▸ THE TASK:
Where a line contains the string "Abhinav", copy that line.

Begin

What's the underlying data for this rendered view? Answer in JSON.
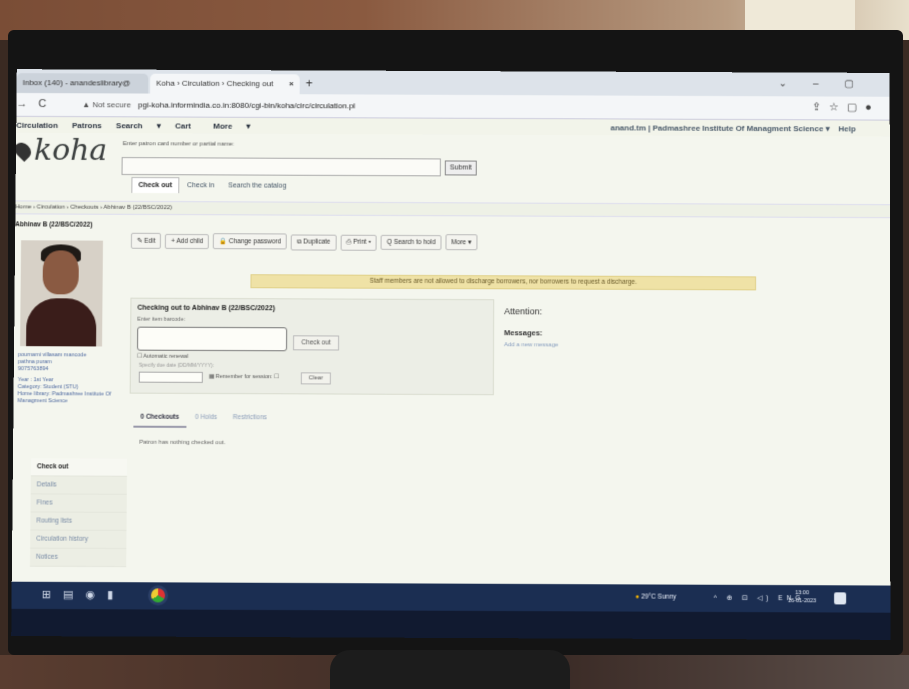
{
  "browser": {
    "tab1": "Inbox (140) - anandeslibrary@",
    "tab2": "Koha › Circulation › Checking out",
    "tab_close": "×",
    "new_tab": "+",
    "not_secure": "Not secure",
    "url": "pgi-koha.informindia.co.in:8080/cgi-bin/koha/circ/circulation.pl"
  },
  "koha_nav": {
    "items": [
      "Circulation",
      "Patrons",
      "Search",
      "Cart",
      "More"
    ],
    "user": "anand.tm | Padmashree Institute Of Managment Science",
    "help": "Help"
  },
  "search": {
    "hint": "Enter patron card number or partial name:",
    "submit": "Submit",
    "tabs": [
      "Check out",
      "Check in",
      "Search the catalog"
    ]
  },
  "breadcrumb": "Home › Circulation › Checkouts › Abhinav B (22/BSC/2022)",
  "patron": {
    "name": "Abhinav B (22/BSC/2022)",
    "address1": "pournami villasam mancode",
    "address2": "pathna puram",
    "phone": "9075763894",
    "email": "",
    "year": "Year : 1st Year",
    "category": "Category: Student (STU)",
    "library": "Home library: Padmashree Institute Of Managment Science"
  },
  "sidemenu": [
    "Check out",
    "Details",
    "Fines",
    "Routing lists",
    "Circulation history",
    "Notices"
  ],
  "toolbar": [
    "✎ Edit",
    "+ Add child",
    "🔒 Change password",
    "⧉ Duplicate",
    "⎙ Print ▾",
    "Q Search to hold",
    "More ▾"
  ],
  "warning": "Staff members are not allowed to discharge borrowers, nor borrowers to request a discharge.",
  "checkout": {
    "title": "Checking out to Abhinav B (22/BSC/2022)",
    "hint": "Enter item barcode:",
    "button": "Check out",
    "auto_renew": "Automatic renewal",
    "due_hint": "Specify due date (DD/MM/YYYY):",
    "remember": "Remember for session:",
    "clear": "Clear"
  },
  "attention": {
    "title": "Attention:",
    "messages": "Messages:",
    "add": "Add a new message"
  },
  "issue_tabs": [
    "0 Checkouts",
    "0 Holds",
    "Restrictions"
  ],
  "nothing_checked_out": "Patron has nothing checked out.",
  "taskbar": {
    "weather": "29°C Sunny",
    "tray": "^ ⊕ ⊡ ◁) ENG",
    "time": "13:00",
    "date": "16-01-2023"
  }
}
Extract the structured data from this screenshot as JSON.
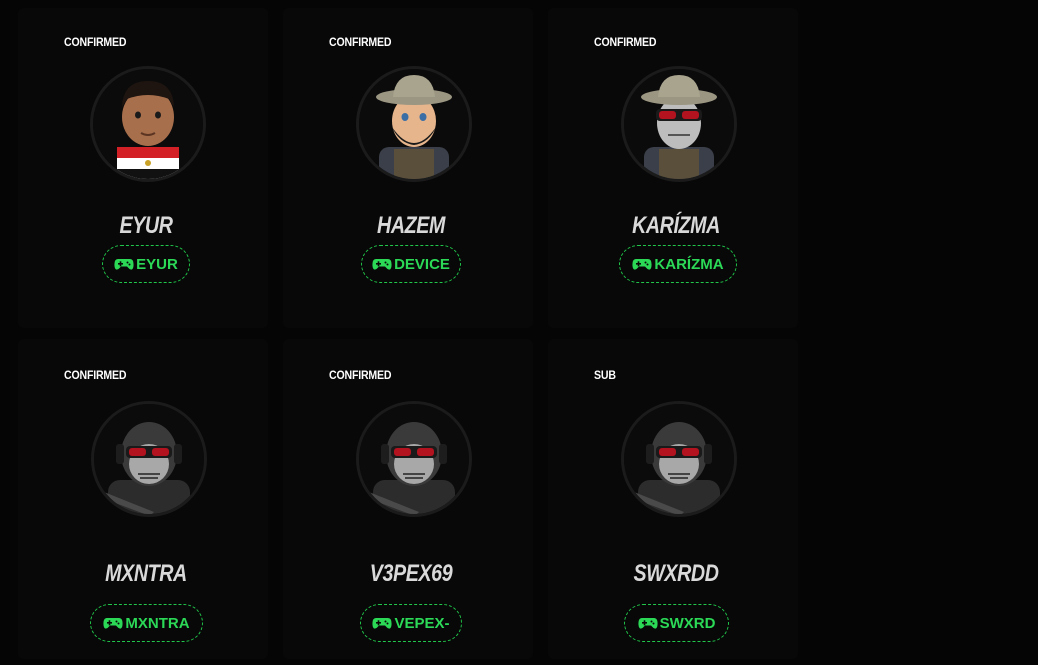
{
  "cards": [
    {
      "status": "CONFIRMED",
      "name": "EYUR",
      "tag": "EYUR",
      "avatar": "cartoon-face-avatar"
    },
    {
      "status": "CONFIRMED",
      "name": "HAZEM",
      "tag": "DEVICE",
      "avatar": "soldier-bearded-avatar"
    },
    {
      "status": "CONFIRMED",
      "name": "KARÍZMA",
      "tag": "KARÍZMA",
      "avatar": "soldier-skull-mask-avatar"
    },
    {
      "status": "CONFIRMED",
      "name": "MXNTRA",
      "tag": "MXNTRA",
      "avatar": "ghost-skull-avatar"
    },
    {
      "status": "CONFIRMED",
      "name": "V3PEX69",
      "tag": "VEPEX-",
      "avatar": "ghost-skull-avatar"
    },
    {
      "status": "SUB",
      "name": "SWXRDD",
      "tag": "SWXRD",
      "avatar": "ghost-skull-avatar"
    }
  ],
  "colors": {
    "accent": "#2bd957",
    "background": "#050505",
    "card": "#080808"
  },
  "icons": {
    "tag_icon": "gamepad-icon"
  }
}
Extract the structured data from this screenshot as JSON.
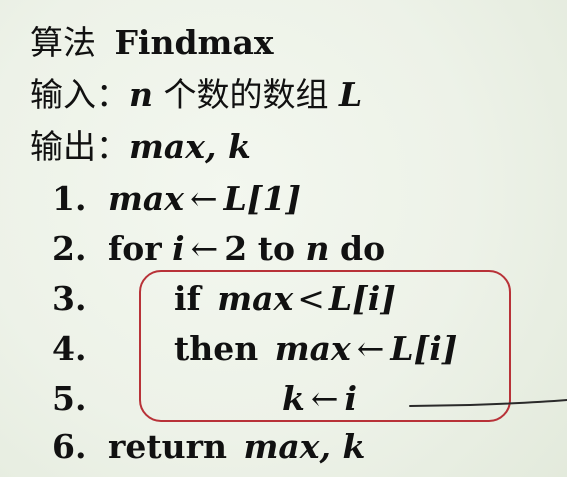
{
  "title": {
    "prefix": "算法",
    "name": "Findmax"
  },
  "input": {
    "label": "输入：",
    "n": "n",
    "text": " 个数的数组 ",
    "array": "L"
  },
  "output": {
    "label": "输出：",
    "vars": "max, k"
  },
  "steps": [
    {
      "num": "1.",
      "lhs": "max",
      "arrow": "←",
      "rhs": "L[1]"
    },
    {
      "num": "2.",
      "kw1": "for",
      "var": "i",
      "arrow": "←",
      "from": "2",
      "kw2": "to",
      "to": "n",
      "kw3": "do"
    },
    {
      "num": "3.",
      "kw": "if",
      "lhs": "max",
      "op": "<",
      "rhs": "L[i]"
    },
    {
      "num": "4.",
      "kw": "then",
      "lhs": "max",
      "arrow": "←",
      "rhs": "L[i]"
    },
    {
      "num": "5.",
      "lhs": "k",
      "arrow": "←",
      "rhs": "i"
    },
    {
      "num": "6.",
      "kw": "return",
      "vars": "max, k"
    }
  ],
  "colors": {
    "highlight": "#b83238",
    "annotation_line": "#2a2a2a"
  }
}
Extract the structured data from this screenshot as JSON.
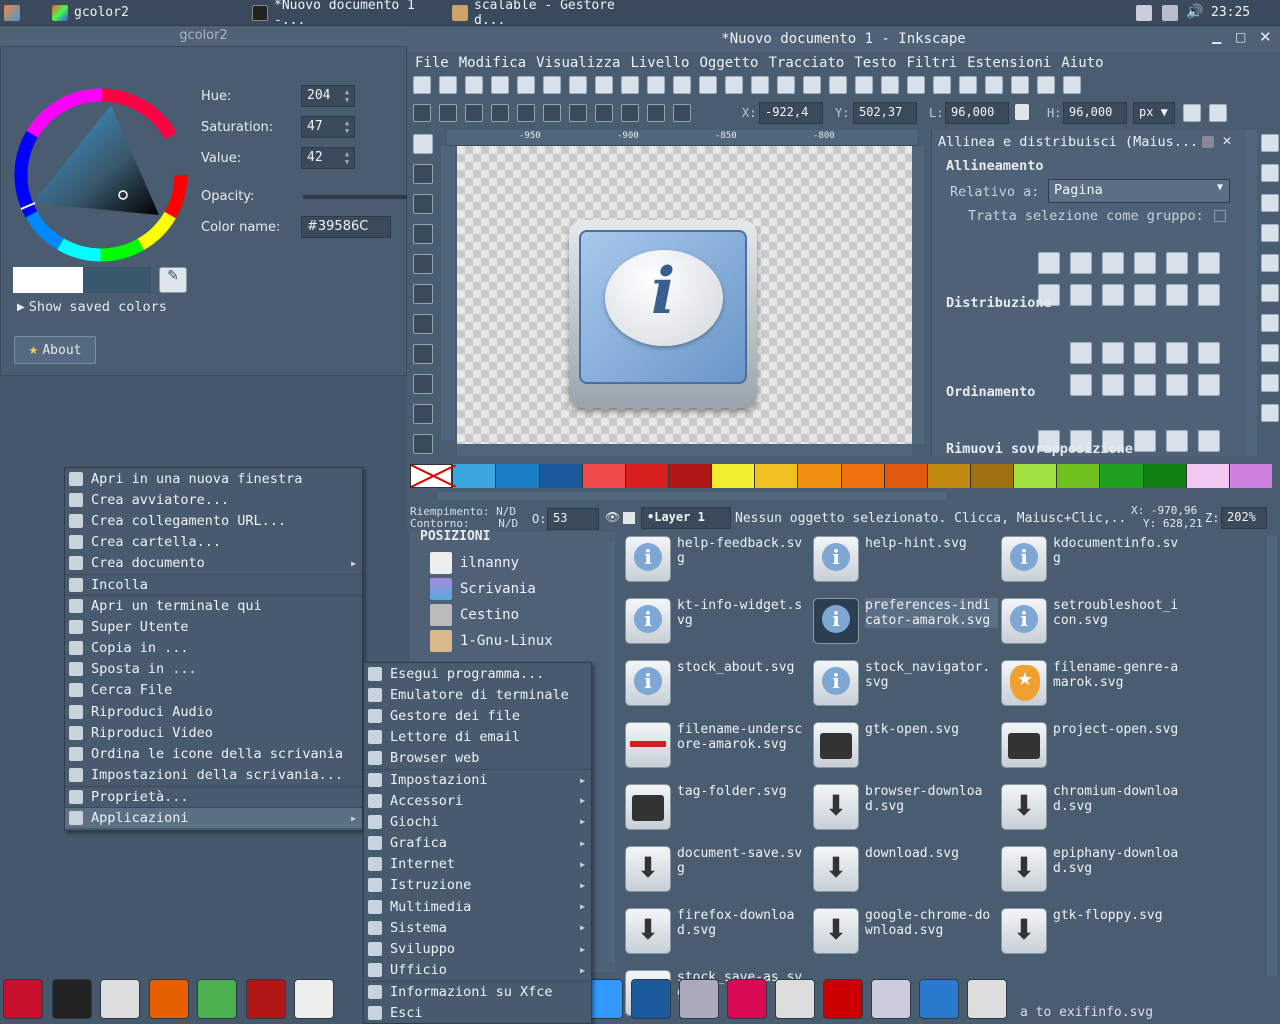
{
  "top_panel": {
    "tasks": [
      {
        "label": "gcolor2"
      },
      {
        "label": "*Nuovo documento 1 -..."
      },
      {
        "label": "scalable - Gestore d..."
      }
    ],
    "clock": "23:25"
  },
  "gcolor": {
    "title": "gcolor2",
    "hue_label": "Hue:",
    "hue": "204",
    "sat_label": "Saturation:",
    "sat": "47",
    "val_label": "Value:",
    "val": "42",
    "opacity_label": "Opacity:",
    "name_label": "Color name:",
    "name": "#39586C",
    "show_saved": "Show saved colors",
    "about": "About",
    "color": "#39586C"
  },
  "inkscape": {
    "title": "*Nuovo documento 1 - Inkscape",
    "menu": [
      "File",
      "Modifica",
      "Visualizza",
      "Livello",
      "Oggetto",
      "Tracciato",
      "Testo",
      "Filtri",
      "Estensioni",
      "Aiuto"
    ],
    "coords": {
      "x_label": "X:",
      "x": "-922,4",
      "y_label": "Y:",
      "y": "502,37",
      "w_label": "L:",
      "w": "96,000",
      "h_label": "H:",
      "h": "96,000",
      "unit": "px"
    },
    "ruler": [
      "-950",
      "-900",
      "-850",
      "-800"
    ],
    "panel": {
      "title": "Allinea e distribuisci (Maius...",
      "align_head": "Allineamento",
      "relative_label": "Relativo a:",
      "relative_value": "Pagina",
      "group_label": "Tratta selezione come gruppo:",
      "dist_head": "Distribuzione",
      "order_head": "Ordinamento",
      "overlap_head": "Rimuovi sovrapposizione"
    },
    "palette": [
      "#3aa6e0",
      "#1a7fc4",
      "#1a5a9a",
      "#f04a4a",
      "#d82020",
      "#b01818",
      "#f0f030",
      "#f0c020",
      "#f09010",
      "#f07010",
      "#e05a10",
      "#c08a10",
      "#a07010",
      "#a0e040",
      "#70c020",
      "#20a020",
      "#108010",
      "#f0c8f0",
      "#d080e0"
    ],
    "status": {
      "fill_label": "Riempimento:",
      "fill": "N/D",
      "stroke_label": "Contorno:",
      "stroke": "N/D",
      "opacity_o": "O:",
      "opacity": "53",
      "layer": "•Layer 1",
      "msg": "Nessun oggetto selezionato. Clicca, Maiusc+Clic,...",
      "x": "X: -970,96",
      "y": "Y: 628,21",
      "zoom_label": "Z:",
      "zoom": "202%"
    }
  },
  "filemanager": {
    "places_head": "POSIZIONI",
    "places": [
      "ilnanny",
      "Scrivania",
      "Cestino",
      "1-Gnu-Linux"
    ],
    "files": [
      {
        "label": "help-feedback.svg",
        "icon": "info"
      },
      {
        "label": "help-hint.svg",
        "icon": "info"
      },
      {
        "label": "kdocumentinfo.svg",
        "icon": "info"
      },
      {
        "label": "kt-info-widget.svg",
        "icon": "info"
      },
      {
        "label": "preferences-indicator-amarok.svg",
        "icon": "info-dark"
      },
      {
        "label": "setroubleshoot_icon.svg",
        "icon": "info"
      },
      {
        "label": "stock_about.svg",
        "icon": "info"
      },
      {
        "label": "stock_navigator.svg",
        "icon": "info"
      },
      {
        "label": "filename-genre-amarok.svg",
        "icon": "star"
      },
      {
        "label": "filename-underscore-amarok.svg",
        "icon": "underscore"
      },
      {
        "label": "gtk-open.svg",
        "icon": "folder"
      },
      {
        "label": "project-open.svg",
        "icon": "folder"
      },
      {
        "label": "tag-folder.svg",
        "icon": "folder"
      },
      {
        "label": "browser-download.svg",
        "icon": "download"
      },
      {
        "label": "chromium-download.svg",
        "icon": "download"
      },
      {
        "label": "document-save.svg",
        "icon": "download"
      },
      {
        "label": "download.svg",
        "icon": "download"
      },
      {
        "label": "epiphany-download.svg",
        "icon": "download"
      },
      {
        "label": "firefox-download.svg",
        "icon": "download"
      },
      {
        "label": "google-chrome-download.svg",
        "icon": "download"
      },
      {
        "label": "gtk-floppy.svg",
        "icon": "download"
      },
      {
        "label": "stock_save-as.svg",
        "icon": "download"
      }
    ],
    "status": "a to exifinfo.svg"
  },
  "context_menu": [
    "Apri in una nuova finestra",
    "Crea avviatore...",
    "Crea collegamento URL...",
    "Crea cartella...",
    "Crea documento",
    "Incolla",
    "Apri un terminale qui",
    "Super Utente",
    "Copia in ...",
    "Sposta in ...",
    "Cerca File",
    "Riproduci Audio",
    "Riproduci Video",
    "Ordina le icone della scrivania",
    "Impostazioni della scrivania...",
    "Proprietà...",
    "Applicazioni"
  ],
  "apps_menu": [
    "Esegui programma...",
    "Emulatore di terminale",
    "Gestore dei file",
    "Lettore di email",
    "Browser web",
    "Impostazioni",
    "Accessori",
    "Giochi",
    "Grafica",
    "Internet",
    "Istruzione",
    "Multimedia",
    "Sistema",
    "Sviluppo",
    "Ufficio",
    "Informazioni su Xfce",
    "Esci"
  ]
}
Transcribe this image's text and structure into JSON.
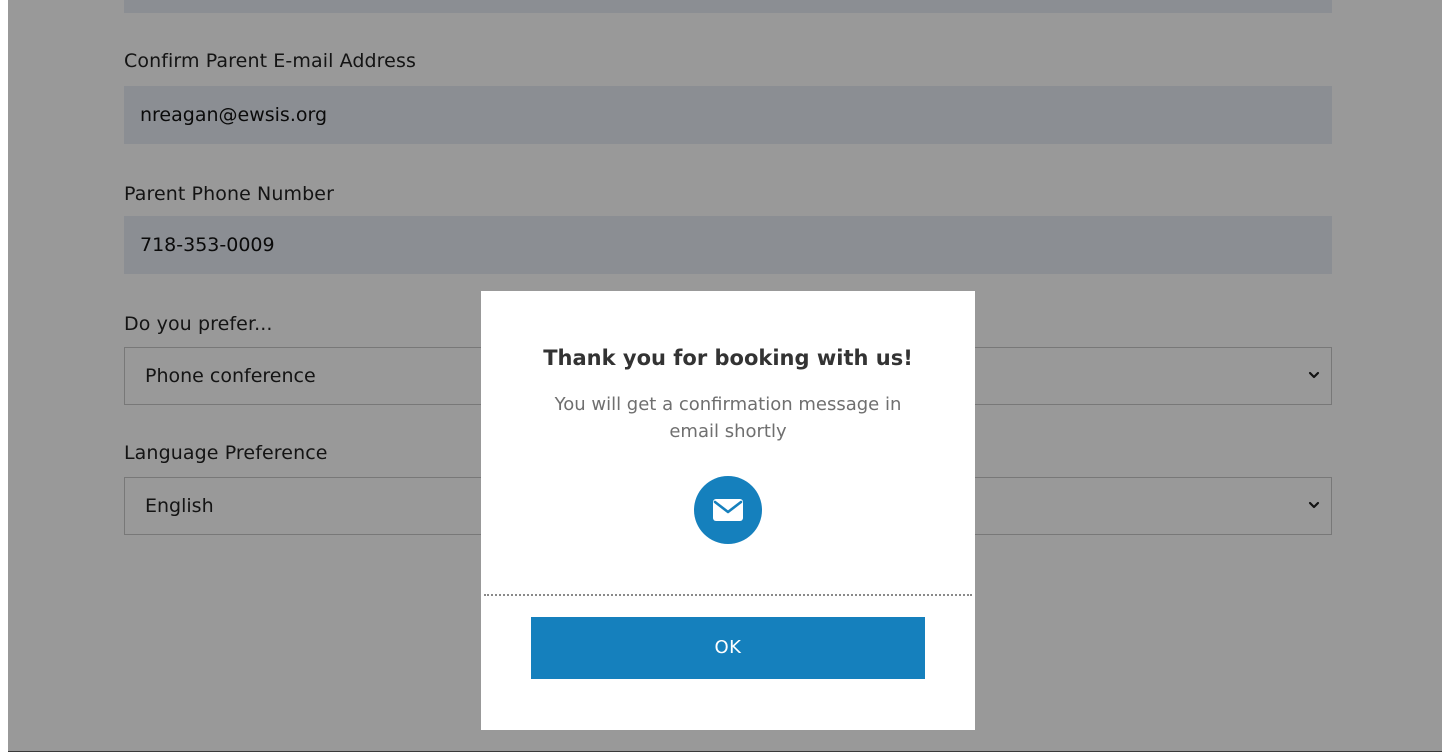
{
  "form": {
    "confirm_email": {
      "label": "Confirm Parent E-mail Address",
      "value": "nreagan@ewsis.org"
    },
    "phone": {
      "label": "Parent Phone Number",
      "value": "718-353-0009"
    },
    "meeting_preference": {
      "label": "Do you prefer...",
      "selected": "Phone conference"
    },
    "language_preference": {
      "label": "Language Preference",
      "selected": "English"
    }
  },
  "modal": {
    "title": "Thank you for booking with us!",
    "message": "You will get a confirmation message in email shortly",
    "icon": "envelope-icon",
    "ok_label": "OK"
  },
  "colors": {
    "accent": "#1580bd",
    "input_bg": "#e8edf6",
    "overlay": "rgba(0,0,0,0.40)"
  }
}
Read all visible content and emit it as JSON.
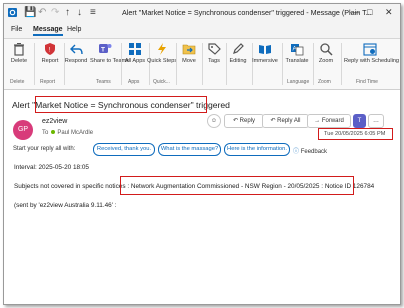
{
  "window": {
    "title": "Alert \"Market Notice = Synchronous condenser\" triggered - Message (Plain T..."
  },
  "menu": {
    "items": [
      "File",
      "Message",
      "Help"
    ],
    "active": "Message"
  },
  "ribbon": {
    "buttons": {
      "delete": "Delete",
      "report": "Report",
      "respond": "Respond",
      "share_teams": "Share to Teams",
      "all_apps": "All Apps",
      "quick_steps": "Quick Steps",
      "move": "Move",
      "tags": "Tags",
      "editing": "Editing",
      "immersive": "Immersive",
      "translate": "Translate",
      "zoom": "Zoom",
      "reply_scheduling": "Reply with Scheduling P..."
    },
    "groups": {
      "delete": "Delete",
      "report": "Report",
      "teams": "Teams",
      "apps": "Apps",
      "quick": "Quick...",
      "language": "Language",
      "zoom": "Zoom",
      "find_time": "Find Time"
    }
  },
  "email": {
    "subject_prefix": "Alert ",
    "subject_quoted": "\"Market Notice = Synchronous condenser\"",
    "subject_suffix": " triggered",
    "avatar_initials": "GP",
    "sender": "ez2view",
    "to_label": "To",
    "recipient": "Paul McArdle",
    "date": "Tue 20/05/2025 6:05 PM",
    "actions": {
      "reply": "Reply",
      "reply_all": "Reply All",
      "forward": "Forward"
    },
    "reply_with_label": "Start your reply all with:",
    "suggestions": [
      "Received, thank you.",
      "What is the massage?",
      "Here is the information."
    ],
    "feedback": "Feedback",
    "body": {
      "interval": "Interval: 2025-05-20 18:05",
      "subjects_label": "Subjects not covered in specific notices : ",
      "notice": "Network Augmentation Commissioned - NSW Region - 20/05/2025 : Notice ID 126784",
      "sent_by": "(sent by 'ez2view Australia 9.11.46' :"
    }
  },
  "colors": {
    "accent": "#0f6cbd",
    "highlight_box": "#d21b1b",
    "avatar_bg": "#d83b7a"
  }
}
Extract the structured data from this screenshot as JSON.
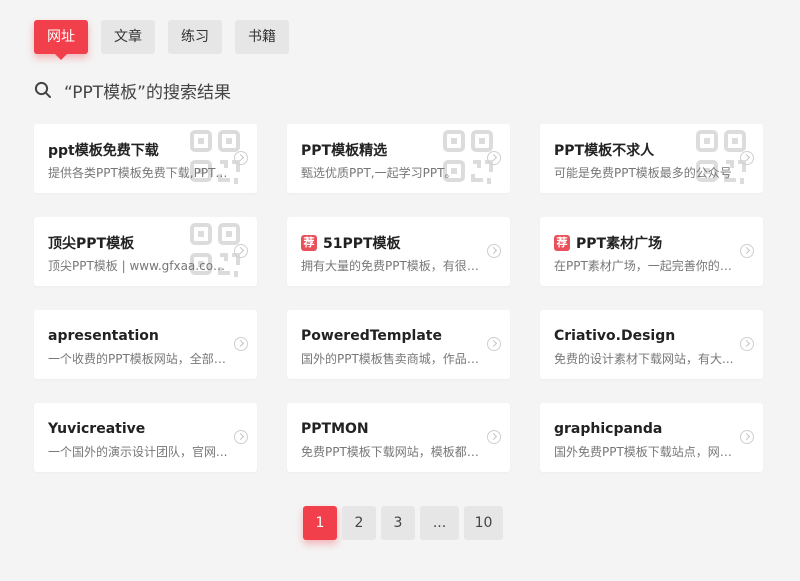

End

▸ ANSWER:
  "breadcrumb": "Home › Circulation › Checkouts › Abhinav B (22/BSC/2022)",
    "name": "Abhinav B (22/BSC/2022)",
    "title": "Checking out to Abhinav B (22/BSC/2022)",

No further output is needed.